* Required task: From the listing below, extract every line containing "vulgaris".

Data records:
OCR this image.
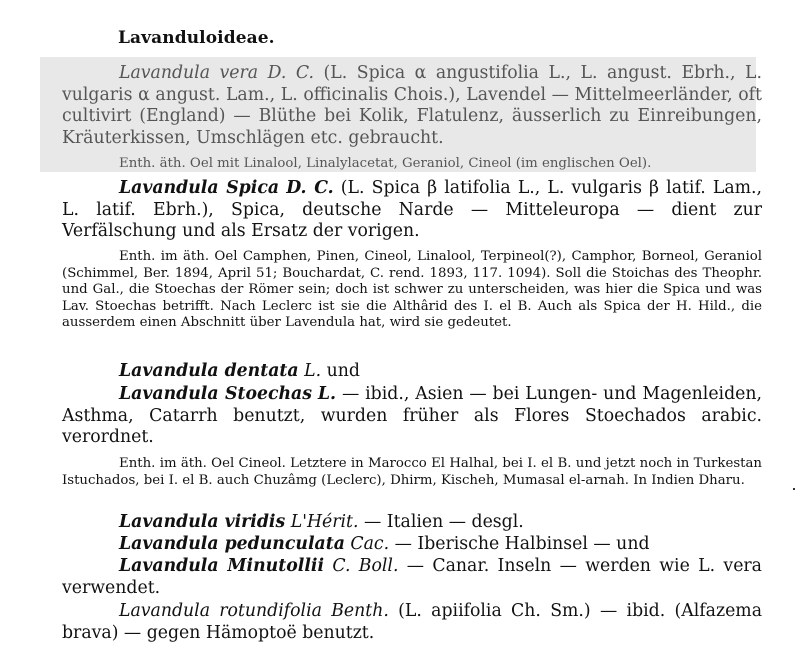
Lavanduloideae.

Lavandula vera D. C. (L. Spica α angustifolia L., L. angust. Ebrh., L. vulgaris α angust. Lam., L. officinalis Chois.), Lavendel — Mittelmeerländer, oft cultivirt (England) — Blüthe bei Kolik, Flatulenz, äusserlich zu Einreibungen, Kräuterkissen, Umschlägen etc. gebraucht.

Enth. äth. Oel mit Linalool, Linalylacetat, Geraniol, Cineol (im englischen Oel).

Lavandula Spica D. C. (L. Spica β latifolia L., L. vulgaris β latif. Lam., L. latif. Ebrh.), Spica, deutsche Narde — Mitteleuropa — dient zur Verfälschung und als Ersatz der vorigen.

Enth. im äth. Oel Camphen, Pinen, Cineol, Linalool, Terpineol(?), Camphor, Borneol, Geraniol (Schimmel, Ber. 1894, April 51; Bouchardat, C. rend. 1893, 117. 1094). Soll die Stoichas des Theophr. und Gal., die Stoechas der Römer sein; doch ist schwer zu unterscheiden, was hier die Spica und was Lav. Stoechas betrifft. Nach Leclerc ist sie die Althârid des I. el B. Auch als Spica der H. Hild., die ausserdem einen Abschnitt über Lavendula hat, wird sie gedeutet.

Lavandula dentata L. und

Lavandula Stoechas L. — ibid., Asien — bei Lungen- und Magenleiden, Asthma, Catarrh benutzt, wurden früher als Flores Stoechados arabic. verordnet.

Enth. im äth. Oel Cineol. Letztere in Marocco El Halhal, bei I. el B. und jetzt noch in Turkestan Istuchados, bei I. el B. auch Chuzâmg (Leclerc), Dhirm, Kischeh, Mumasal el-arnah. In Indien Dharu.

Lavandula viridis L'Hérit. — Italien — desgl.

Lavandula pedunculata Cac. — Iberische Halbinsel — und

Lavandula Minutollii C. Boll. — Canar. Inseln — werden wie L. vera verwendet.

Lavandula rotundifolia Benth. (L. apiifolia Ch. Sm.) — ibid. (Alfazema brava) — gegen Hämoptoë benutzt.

* Exercise answer:
Lavandula vera D. C. (L. Spica α angustifolia L., L. angust. Ebrh., L. vulgaris α angust. Lam., L. officinalis Chois.), Lavendel — Mittelmeerländer, oft cultivirt (England) — Blüthe bei Kolik, Flatulenz, äusserlich zu Einreibungen, Kräuterkissen, Umschlägen etc. gebraucht.
Lavandula Spica D. C. (L. Spica β latifolia L., L. vulgaris β latif. Lam., L. latif. Ebrh.), Spica, deutsche Narde — Mitteleuropa — dient zur Verfälschung und als Ersatz der vorigen.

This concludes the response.